## TASK TO COMPLETE
Give exactly the lines from the one with "Output the text content of this document." through the final line of the listing below, both included, leaving out any pictures.

## DATA FOR PROCESSING
::::::

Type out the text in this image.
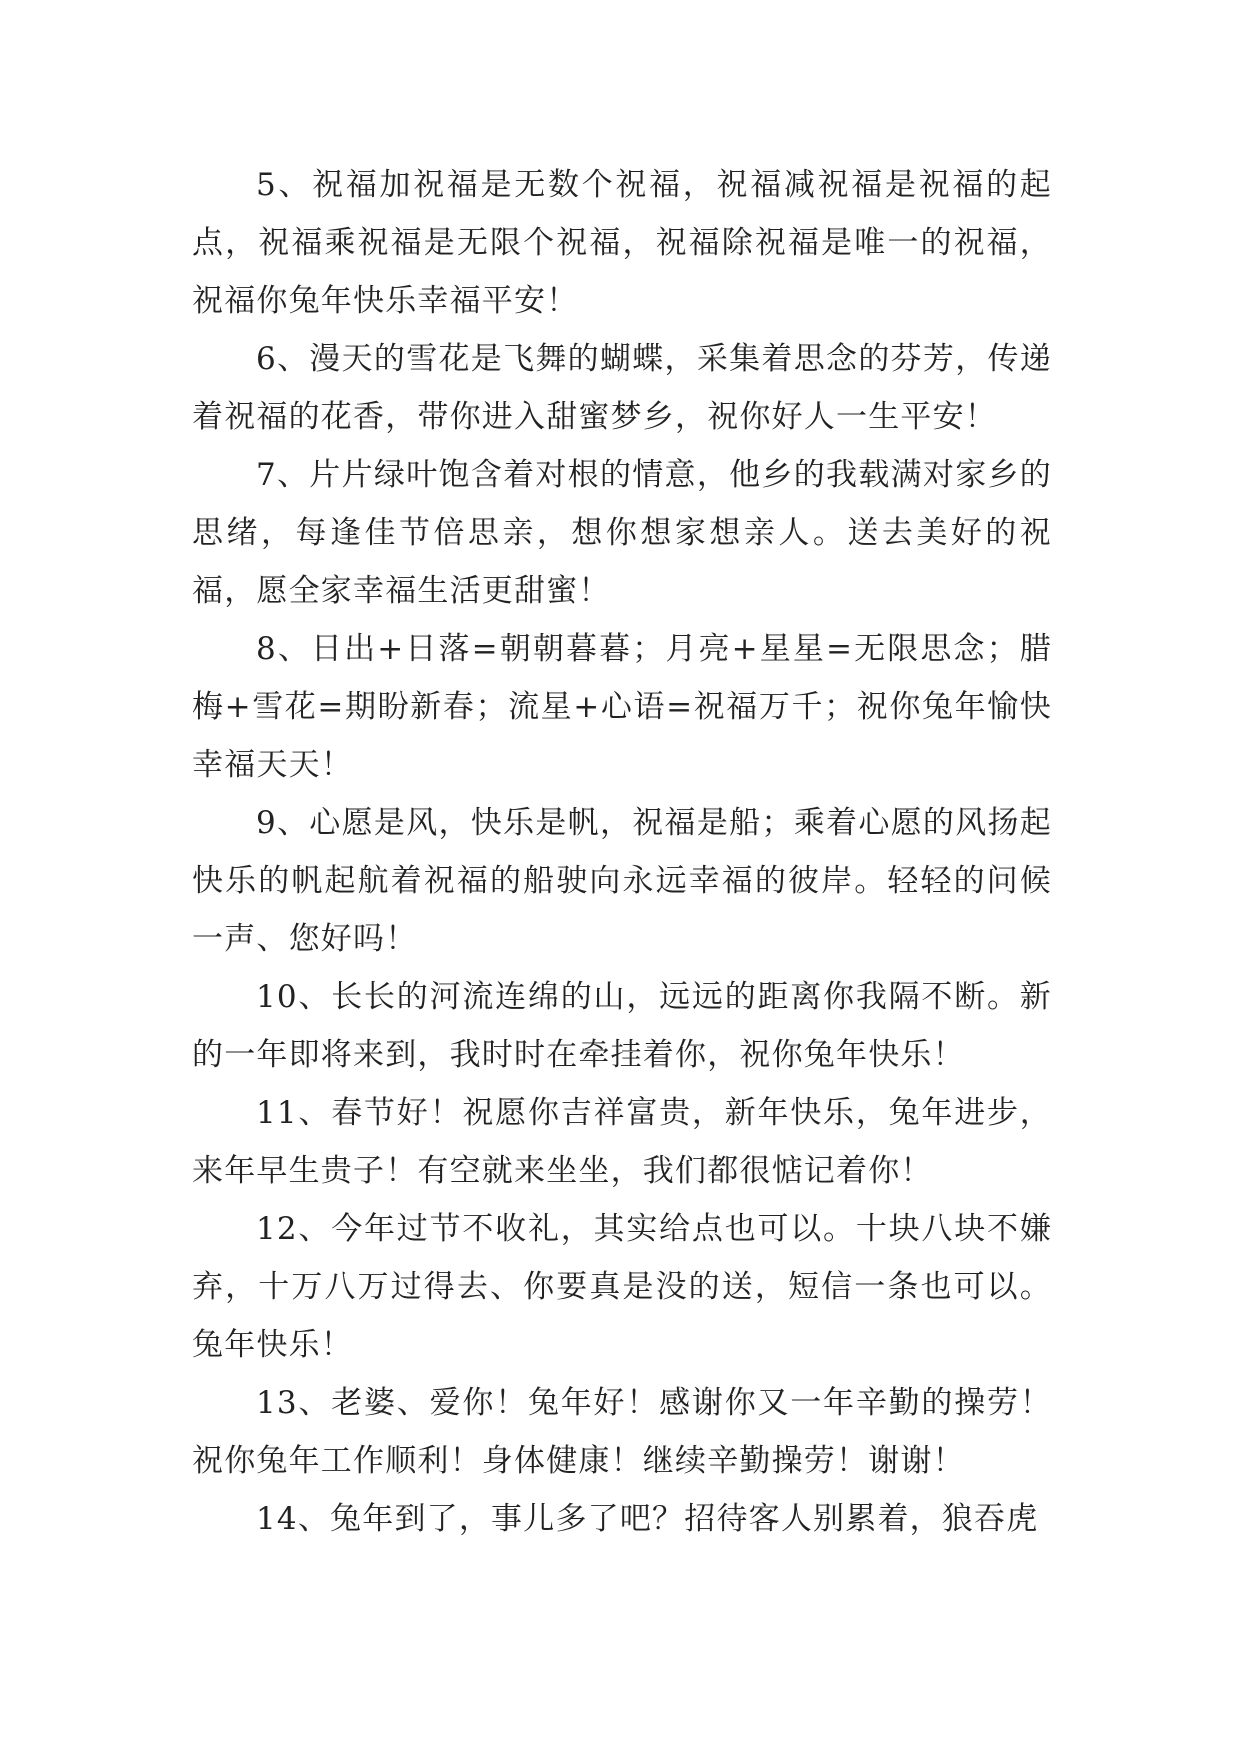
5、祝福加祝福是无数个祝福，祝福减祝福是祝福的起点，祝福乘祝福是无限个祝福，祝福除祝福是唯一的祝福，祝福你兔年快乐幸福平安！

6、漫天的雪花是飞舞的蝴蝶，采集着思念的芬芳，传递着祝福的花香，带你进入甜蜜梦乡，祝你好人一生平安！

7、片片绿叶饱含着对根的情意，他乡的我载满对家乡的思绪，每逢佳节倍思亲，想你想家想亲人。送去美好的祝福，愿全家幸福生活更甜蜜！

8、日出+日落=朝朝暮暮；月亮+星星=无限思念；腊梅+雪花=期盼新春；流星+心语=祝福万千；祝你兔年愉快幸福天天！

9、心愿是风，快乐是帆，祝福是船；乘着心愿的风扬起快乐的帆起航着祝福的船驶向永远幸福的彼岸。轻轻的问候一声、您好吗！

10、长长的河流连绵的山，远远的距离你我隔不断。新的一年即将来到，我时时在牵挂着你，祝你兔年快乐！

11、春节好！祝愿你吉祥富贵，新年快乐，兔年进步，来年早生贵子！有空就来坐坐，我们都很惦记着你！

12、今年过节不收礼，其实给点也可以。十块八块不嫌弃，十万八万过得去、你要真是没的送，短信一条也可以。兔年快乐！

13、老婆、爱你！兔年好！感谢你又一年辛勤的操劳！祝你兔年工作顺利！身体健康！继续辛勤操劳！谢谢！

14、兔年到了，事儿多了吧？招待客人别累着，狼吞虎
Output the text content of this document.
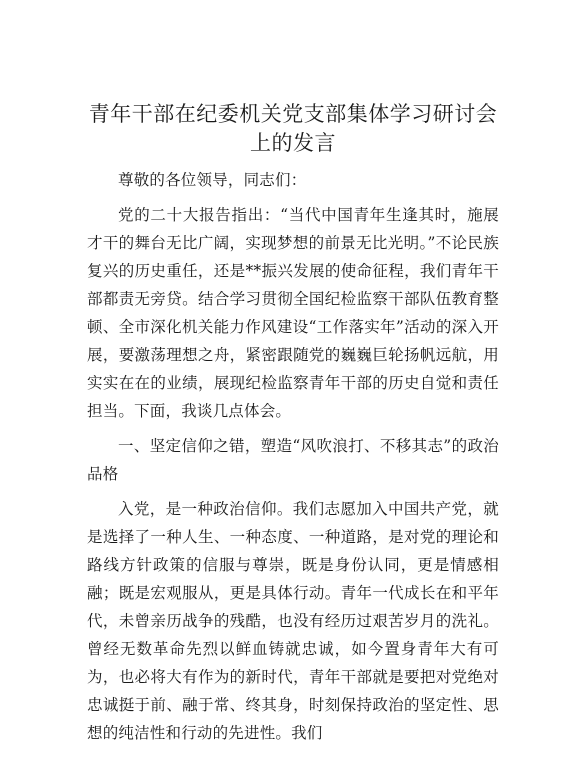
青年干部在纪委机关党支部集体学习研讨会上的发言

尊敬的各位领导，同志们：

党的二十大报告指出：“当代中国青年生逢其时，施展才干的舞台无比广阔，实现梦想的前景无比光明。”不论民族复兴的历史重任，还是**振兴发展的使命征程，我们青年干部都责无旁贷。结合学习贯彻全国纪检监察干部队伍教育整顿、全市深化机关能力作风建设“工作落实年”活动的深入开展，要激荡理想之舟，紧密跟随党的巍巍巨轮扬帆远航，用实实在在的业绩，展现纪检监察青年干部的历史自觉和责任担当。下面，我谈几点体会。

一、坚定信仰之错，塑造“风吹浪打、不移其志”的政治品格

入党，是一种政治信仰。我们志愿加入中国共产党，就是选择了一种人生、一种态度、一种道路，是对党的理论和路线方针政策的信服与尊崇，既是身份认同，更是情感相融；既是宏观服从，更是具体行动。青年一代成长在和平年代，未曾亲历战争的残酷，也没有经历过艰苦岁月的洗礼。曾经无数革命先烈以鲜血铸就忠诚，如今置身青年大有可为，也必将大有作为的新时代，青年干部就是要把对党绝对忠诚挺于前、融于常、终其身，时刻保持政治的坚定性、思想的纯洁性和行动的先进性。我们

::::::

## COMPLETE RESPONSE
Output the text content of this document.
青年干部在纪委机关党支部集体学习研讨会上的发言

尊敬的各位领导，同志们：

党的二十大报告指出：“当代中国青年生逢其时，施展才干的舞台无比广阔，实现梦想的前景无比光明。”不论民族复兴的历史重任，还是**振兴发展的使命征程，我们青年干部都责无旁贷。结合学习贯彻全国纪检监察干部队伍教育整顿、全市深化机关能力作风建设“工作落实年”活动的深入开展，要激荡理想之舟，紧密跟随党的巍巍巨轮扬帆远航，用实实在在的业绩，展现纪检监察青年干部的历史自觉和责任担当。下面，我谈几点体会。

一、坚定信仰之错，塑造“风吹浪打、不移其志”的政治品格

入党，是一种政治信仰。我们志愿加入中国共产党，就是选择了一种人生、一种态度、一种道路，是对党的理论和路线方针政策的信服与尊崇，既是身份认同，更是情感相融；既是宏观服从，更是具体行动。青年一代成长在和平年代，未曾亲历战争的残酷，也没有经历过艰苦岁月的洗礼。曾经无数革命先烈以鲜血铸就忠诚，如今置身青年大有可为，也必将大有作为的新时代，青年干部就是要把对党绝对忠诚挺于前、融于常、终其身，时刻保持政治的坚定性、思想的纯洁性和行动的先进性。我们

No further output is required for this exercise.